### DOCUMENT SECTION

◆ ◆ ◆

You may argue that my particular formula (30 second views, 100 likes, no subscribers/favorites/comments) is to blame, and you may be right! I’m sure there are more effective combinations. Maybe if I had selected 300 second plays at 10 credits a pop, I would’ve dominated YouTube and won a Grammy. I’ll tinker some more, but in the meantime, if you decide to give it a shot, please use my referral link to help the cause.
As an epilogue, I just allocated 5 comments to the video in my Vagex control panel, so the page wouldn’t look so desolate. Instead of 5, I got 42 comments within the hour! Most were generic and spammy, and in no way applied to my video. Like all things Vagex, commenting appears to be completely automated.
Where do you stand? Is Vagex a deadly sin or a necessary evil? Are you going to try it? Would you admit it if you did? Let me know in the comments!
Photo by Rego Korosi
I've used similar stuff in the past and I agree that these tools muddy up the info that can actually help you. Plus, Google always seems to catch up with this stuff which in the long run hurts you.
I am focusing on finding people who are really interested in my stuff and coming along for the ride. In the long run I feel I am building a more solid foundation which will result in a more authentic fan base.
I don't want to be a part of that cheating stuff. I prefer to see the real numbers of views, also even if the number is low…….maybe if I were doing music for a living my answer would be different!
Hey Brian Hazard: Great article and really great song. I love it.
Good article Brian! Would You add also OUR clicks?
Look at our video here attached..
great reading as always. Keep up the good work!
This is a great review Brian. As a marketing guy I see this stuff myself. Most of the non-targeted "too good to be true" promotion is just that… to good to be true. They make things so cheap that it's worth giving it a try… $30 isn't a big risk after all. The only benefit is in your view ranking… seems YouTube still will rank higher viewed videos to lesser viewed ones – comments come in as well. Basically the metric for them is that a more popular video is that way for a reason… so show it more in organic search. I'll be sharing your results with some clients.
Very interesting research, Brian. Well documented, as well.
I tried it myself once. Honestly: got disgusted by the spammy nature of all the views/comments/subscribers it offers, stopped the campaign after a couple of days and deactivated my account. That's simply it. Not my type.
Plus, after a couple of days I received a notification from YouTube that some 'abnormal' activity occured to my video so they froze my views count for a few days. That is evil. I want a healthy account, the romantic way ;).

◆ ◆ ◆

### WHAT TO DO
A: Please list every question the Vagex post asks its readers in the paragraph that begins "Where do you stand?"
B: In the Vagex post, how many comments arrived after 5 were allocated to the video?

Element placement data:
◆ ◆ ◆

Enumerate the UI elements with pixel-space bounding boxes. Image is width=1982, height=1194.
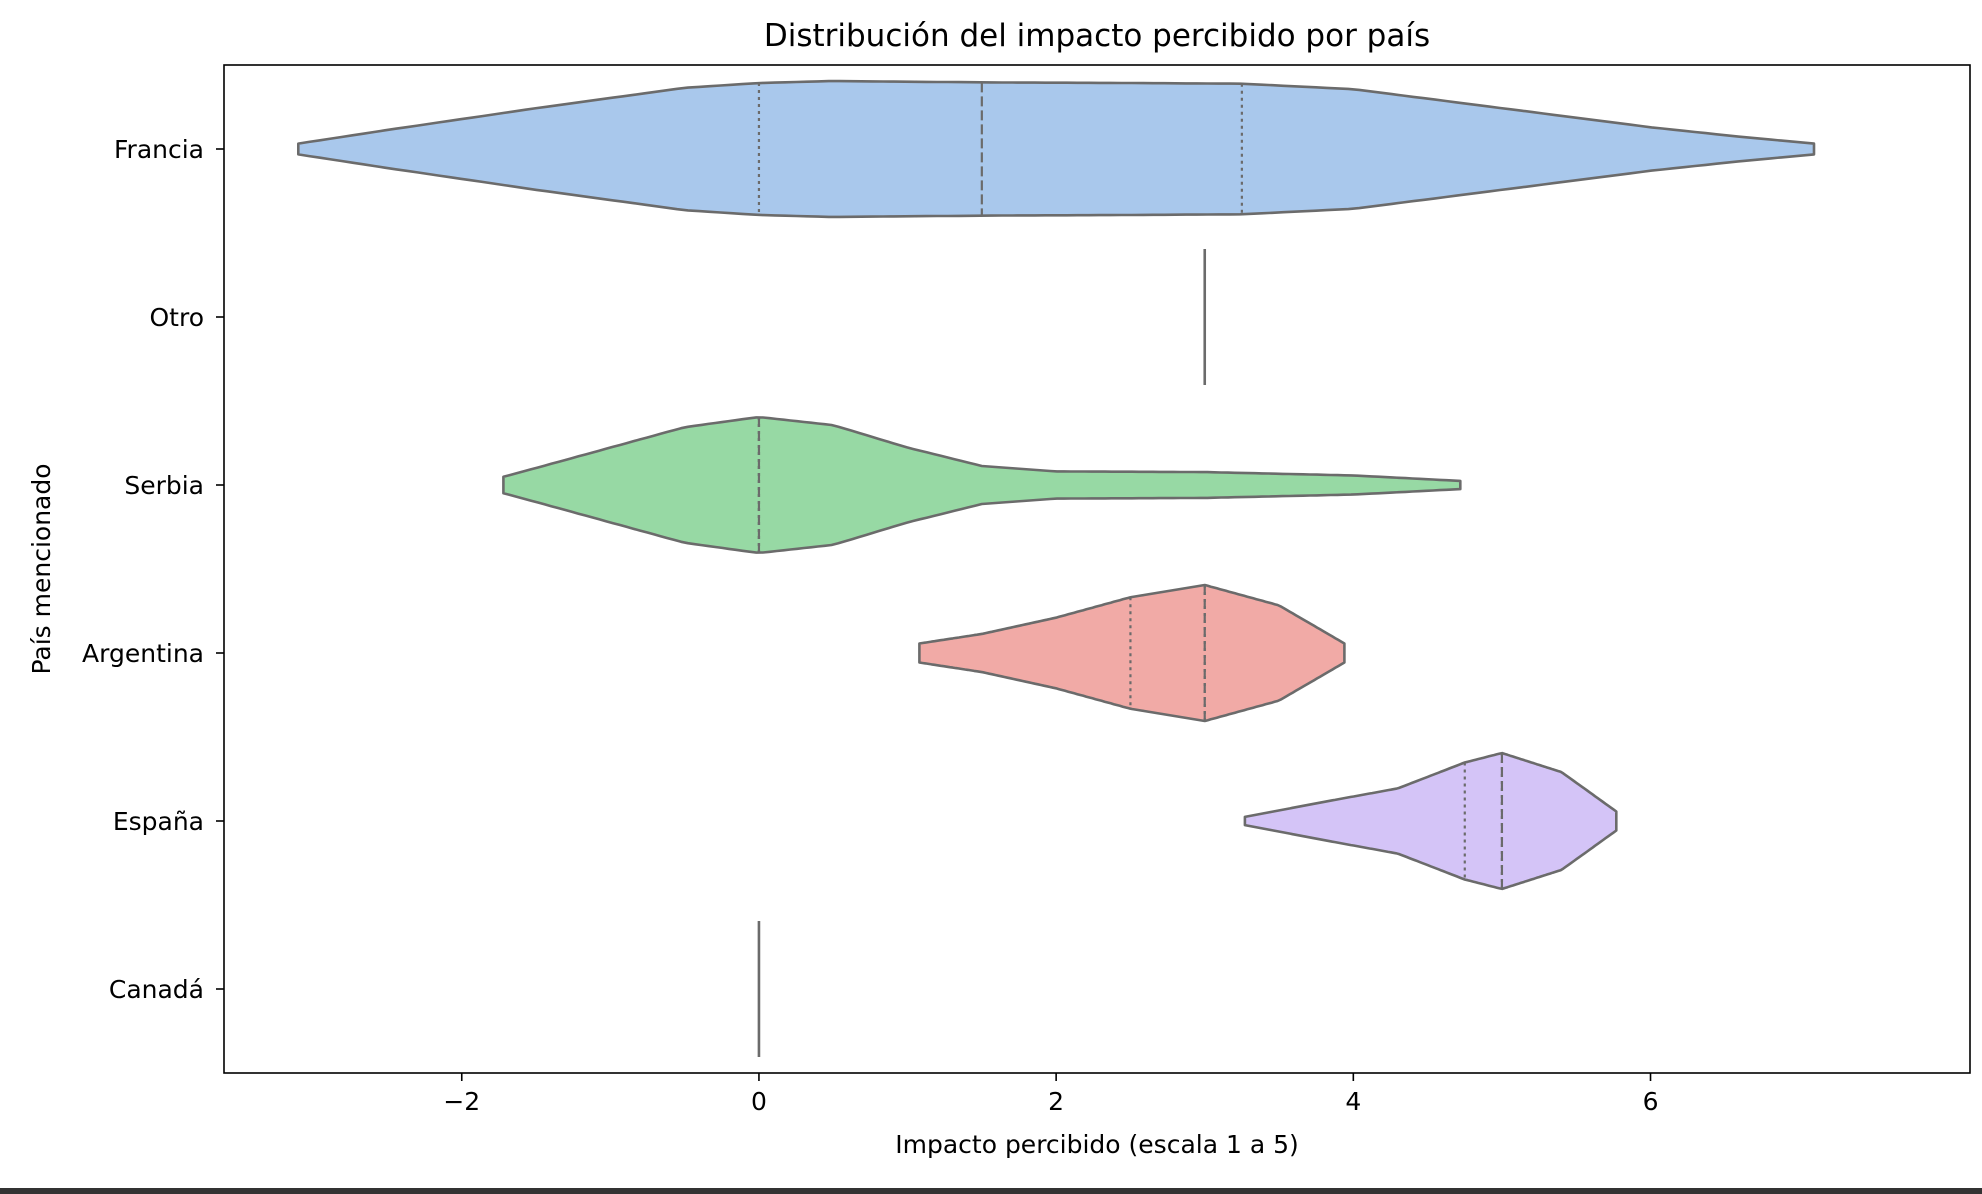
y-tick-label: Otro: [149, 303, 204, 332]
x-axis: −2 0 2 4 6: [443, 1073, 1658, 1116]
x-tick-label: 2: [1048, 1087, 1064, 1116]
x-axis-title: Impacto percibido (escala 1 a 5): [895, 1130, 1299, 1159]
violin-body: [1243, 751, 1618, 891]
violin-body: [297, 79, 1816, 219]
violin-body: [918, 583, 1346, 723]
x-tick-label: 4: [1345, 1087, 1361, 1116]
y-tick-label: Francia: [114, 135, 204, 164]
x-tick-label: −2: [443, 1087, 480, 1116]
plot-frame: [223, 64, 1971, 1074]
violin-serbia: [502, 416, 1462, 554]
violins-layer: [297, 79, 1816, 1057]
violin-argentina: [918, 583, 1346, 723]
y-axis-title: País mencionado: [27, 463, 56, 674]
y-tick-label: Serbia: [124, 471, 204, 500]
x-tick-label: 0: [751, 1087, 767, 1116]
y-tick-label: España: [113, 807, 204, 836]
violin-body: [502, 416, 1462, 554]
y-tick-label: Canadá: [109, 975, 204, 1004]
chart-title: Distribución del impacto percibido por p…: [764, 18, 1430, 54]
y-tick-label: Argentina: [82, 639, 204, 668]
violin-francia: [297, 79, 1816, 219]
window-bottom-edge: [0, 1188, 1982, 1194]
x-tick-label: 6: [1643, 1087, 1659, 1116]
violin-españa: [1243, 751, 1618, 891]
y-axis: Francia Otro Serbia Argentina España Canadá: [82, 135, 224, 1004]
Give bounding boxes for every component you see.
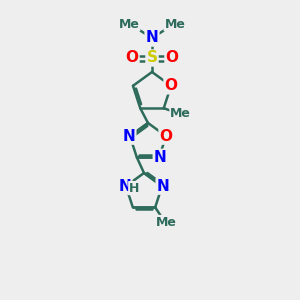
Text: O: O [160, 129, 172, 144]
Text: N: N [123, 129, 135, 144]
Text: N: N [154, 150, 167, 165]
Text: N: N [146, 31, 158, 46]
Text: O: O [125, 50, 139, 65]
Text: Me: Me [165, 17, 185, 31]
Text: Me: Me [170, 107, 191, 120]
Text: Me: Me [118, 17, 140, 31]
Text: S: S [146, 50, 158, 65]
Text: H: H [129, 182, 139, 195]
Text: O: O [164, 78, 178, 93]
Text: Me: Me [156, 216, 177, 229]
Text: N: N [118, 178, 131, 194]
Text: N: N [157, 178, 169, 194]
Text: O: O [166, 50, 178, 65]
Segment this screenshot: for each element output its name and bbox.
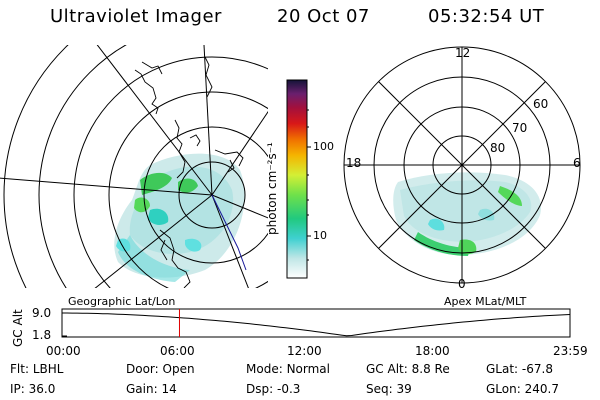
info-glat: GLat: -67.8 <box>486 362 553 376</box>
timeline-xtick-0000: 00:00 <box>46 344 81 358</box>
info-ip: IP: 36.0 <box>10 382 56 396</box>
timeline-xtick-1200: 12:00 <box>287 344 322 358</box>
mlt-label-18: 18 <box>346 156 362 170</box>
info-flt: Flt: LBHL <box>10 362 64 376</box>
timeline-xtick-1800: 18:00 <box>415 344 450 358</box>
latitude-circles <box>3 45 268 288</box>
color-bar-tick-10: 10 <box>313 229 327 242</box>
mlt-spokes <box>344 47 580 283</box>
coastlines <box>134 56 244 288</box>
mlat-label-70: 70 <box>512 121 528 135</box>
instrument-title: Ultraviolet Imager <box>50 6 222 27</box>
info-door: Door: Open <box>126 362 195 376</box>
mlat-label-80: 80 <box>490 141 506 155</box>
timeline-ytick-low: 1.8 <box>32 328 52 342</box>
info-glon: GLon: 240.7 <box>486 382 559 396</box>
timeline-ytick-high: 9.0 <box>32 306 52 320</box>
aurora-emission-right <box>393 172 541 256</box>
longitude-lines <box>0 45 268 288</box>
altitude-curve <box>62 312 571 337</box>
left-panel-label: Geographic Lat/Lon <box>68 295 176 308</box>
geographic-map <box>0 45 268 288</box>
color-bar <box>286 79 311 279</box>
color-bar-ticks <box>307 109 311 261</box>
right-panel-label: Apex MLat/MLT <box>444 295 527 308</box>
mlt-label-0: 0 <box>458 277 466 291</box>
timeline-ylabel: GC Alt <box>11 309 25 347</box>
time-label: 05:32:54 UT <box>428 6 545 27</box>
info-seq: Seq: 39 <box>366 382 412 396</box>
timeline-frame <box>61 308 571 338</box>
mlt-label-12: 12 <box>455 46 471 60</box>
info-mode: Mode: Normal <box>246 362 330 376</box>
satellite-track <box>211 194 247 271</box>
altitude-timeline <box>61 308 571 338</box>
mlat-label-60: 60 <box>533 97 549 111</box>
info-gain: Gain: 14 <box>126 382 177 396</box>
timeline-xtick-2359: 23:59 <box>553 344 588 358</box>
timeline-xtick-0600: 06:00 <box>160 344 195 358</box>
color-bar-tick-100: 100 <box>313 140 334 153</box>
info-gc-alt: GC Alt: 8.8 Re <box>366 362 450 376</box>
color-bar-label: photon cm⁻²s⁻¹ <box>265 142 279 235</box>
mlt-dial <box>343 46 581 284</box>
date-label: 20 Oct 07 <box>277 6 370 27</box>
info-dsp: Dsp: -0.3 <box>246 382 301 396</box>
mlt-label-6: 6 <box>573 156 581 170</box>
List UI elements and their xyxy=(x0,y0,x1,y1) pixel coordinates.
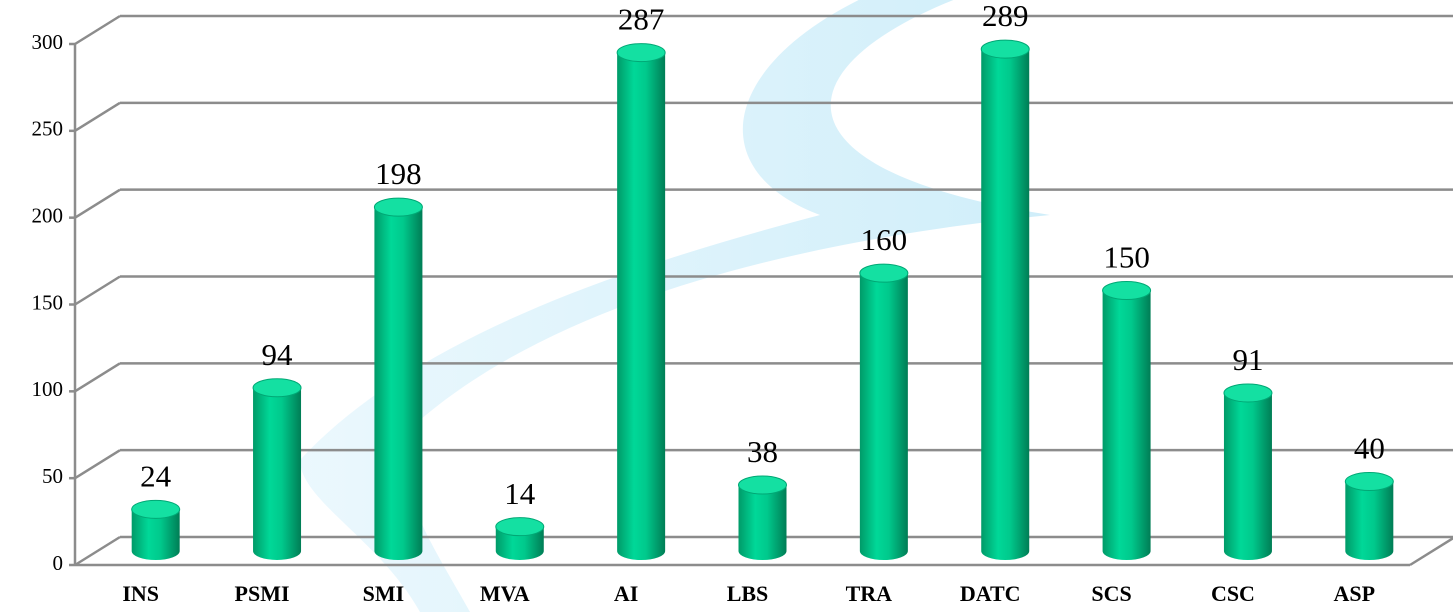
bar xyxy=(131,499,181,560)
bar xyxy=(1344,472,1394,560)
value-label: 14 xyxy=(504,476,536,511)
bar-top xyxy=(1102,281,1152,300)
bar xyxy=(252,378,302,560)
x-tick-label: MVA xyxy=(480,581,530,606)
y-tick-label: 200 xyxy=(32,203,64,227)
bar xyxy=(495,517,545,560)
bar xyxy=(980,39,1030,560)
value-label: 150 xyxy=(1103,240,1150,275)
y-tick-label: 100 xyxy=(32,377,64,401)
x-tick-label: PSMI xyxy=(235,581,290,606)
bar-body xyxy=(1345,481,1394,560)
bar-top xyxy=(859,263,909,283)
x-tick-label: TRA xyxy=(846,581,893,606)
bar xyxy=(373,197,423,560)
y-tick-label: 150 xyxy=(32,290,64,314)
x-tick-label: SCS xyxy=(1091,581,1131,606)
bar-top xyxy=(252,378,302,398)
bar-body xyxy=(617,52,666,561)
bar-top xyxy=(616,43,666,63)
value-label: 94 xyxy=(262,337,294,372)
grid-line xyxy=(74,362,121,393)
bar xyxy=(738,475,787,560)
y-tick-label: 250 xyxy=(32,117,64,141)
value-label: 24 xyxy=(140,458,172,493)
bar xyxy=(1223,383,1273,560)
bar-top xyxy=(131,499,181,519)
grid-line xyxy=(74,449,121,480)
grid-line xyxy=(74,14,121,46)
bar-top xyxy=(738,475,787,495)
y-tick-label: 0 xyxy=(53,551,64,575)
bar-body xyxy=(859,273,908,560)
grid-line xyxy=(74,275,121,306)
x-tick-label: INS xyxy=(122,581,159,606)
y-tick-label: 50 xyxy=(42,464,63,488)
bar-body xyxy=(131,509,180,560)
value-label: 40 xyxy=(1354,431,1385,466)
bar xyxy=(616,43,666,561)
value-label: 289 xyxy=(982,0,1029,33)
x-tick-label: AI xyxy=(614,581,638,606)
bar-top xyxy=(980,39,1030,59)
bar xyxy=(1102,281,1152,560)
bar-body xyxy=(981,49,1030,560)
x-tick-label: CSC xyxy=(1211,581,1255,606)
bar-body xyxy=(1102,290,1151,560)
value-label: 38 xyxy=(747,434,778,469)
bar-top xyxy=(495,517,545,537)
x-tick-label: ASP xyxy=(1334,581,1376,606)
x-tick-label: DATC xyxy=(960,581,1021,606)
y-tick-label: 300 xyxy=(32,30,64,54)
grid-line xyxy=(74,188,121,219)
bar-body xyxy=(253,387,302,560)
bar-body xyxy=(1223,392,1272,560)
grid-line xyxy=(74,101,121,132)
bar xyxy=(859,263,909,560)
value-label: 198 xyxy=(375,156,422,191)
bar-top xyxy=(1344,472,1394,492)
bars: 24 94 198 14 287 38 160 289 150 91 40 xyxy=(131,0,1394,561)
bar-top xyxy=(1223,383,1273,403)
value-label: 160 xyxy=(861,222,908,257)
bar-body xyxy=(738,485,787,560)
value-label: 287 xyxy=(618,2,665,37)
floor-right xyxy=(1409,536,1453,567)
bar-body xyxy=(374,207,423,560)
bar-top xyxy=(373,197,423,217)
x-tick-label: SMI xyxy=(363,581,405,606)
x-tick-label: LBS xyxy=(727,581,769,606)
value-label: 91 xyxy=(1232,342,1263,377)
grid-line xyxy=(74,535,121,567)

◆ ◆ ◆

### ANSWERS IN ORDER
A:
- Where do you stand?
- Is Vagex a deadly sin or a necessary evil?
- Are you going to try it?
- Would you admit it if you did?

B: 42 comments, within the hour.